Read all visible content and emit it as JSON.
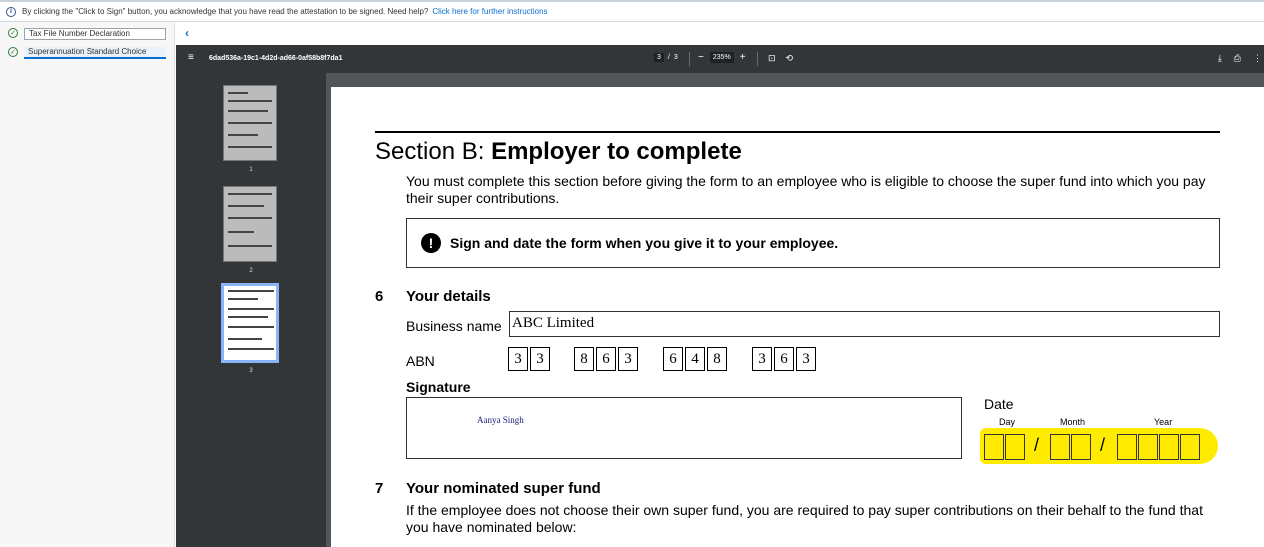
{
  "infobar": {
    "message": "By clicking the \"Click to Sign\" button, you acknowledge that you have read the attestation to be signed. Need help?",
    "help_link": "Click here for further instructions"
  },
  "sidebar": {
    "items": [
      {
        "label": "Tax File Number Declaration"
      },
      {
        "label": "Superannuation Standard Choice"
      }
    ]
  },
  "toolbar": {
    "doc_title": "6dad536a-19c1-4d2d-ad66-0af58b8f7da1",
    "current_page": "3",
    "page_sep": "/",
    "total_pages": "3",
    "zoom": "235%",
    "zoom_out": "−",
    "zoom_in": "+"
  },
  "thumbnails": [
    {
      "num": "1"
    },
    {
      "num": "2"
    },
    {
      "num": "3"
    }
  ],
  "form": {
    "section_prefix": "Section B: ",
    "section_title": "Employer to complete",
    "intro": "You must complete this section before giving the form to an employee who is eligible to choose the super fund into which you pay their super contributions.",
    "notice": "Sign and date the form when you give it to your employee.",
    "q6_num": "6",
    "q6_title": "Your details",
    "business_name_label": "Business name",
    "business_name_value": "ABC Limited",
    "abn_label": "ABN",
    "abn_groups": [
      [
        "3",
        "3"
      ],
      [
        "8",
        "6",
        "3"
      ],
      [
        "6",
        "4",
        "8"
      ],
      [
        "3",
        "6",
        "3"
      ]
    ],
    "signature_label": "Signature",
    "signature_value": "Aanya Singh",
    "date_label": "Date",
    "day_label": "Day",
    "month_label": "Month",
    "year_label": "Year",
    "date_sep": "/",
    "q7_num": "7",
    "q7_title": "Your nominated super fund",
    "q7_text": "If the employee does not choose their own super fund, you are required to pay super contributions on their behalf to the fund that you have nominated below:"
  },
  "colors": {
    "accent": "#0a6ed1",
    "highlight": "#ffeb00",
    "viewer_bg": "#525659",
    "toolbar_bg": "#323639"
  }
}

──────────────────────────────

* Given request:
Track down every line holding the string "have" and copy it.

* Solved exercise:
    "message": "By clicking the \"Click to Sign\" button, you acknowledge that you have read the attestation to be signed. Need help?",
    "q7_text": "If the employee does not choose their own super fund, you are required to pay super contributions on their behalf to the fund that you have nominated below:"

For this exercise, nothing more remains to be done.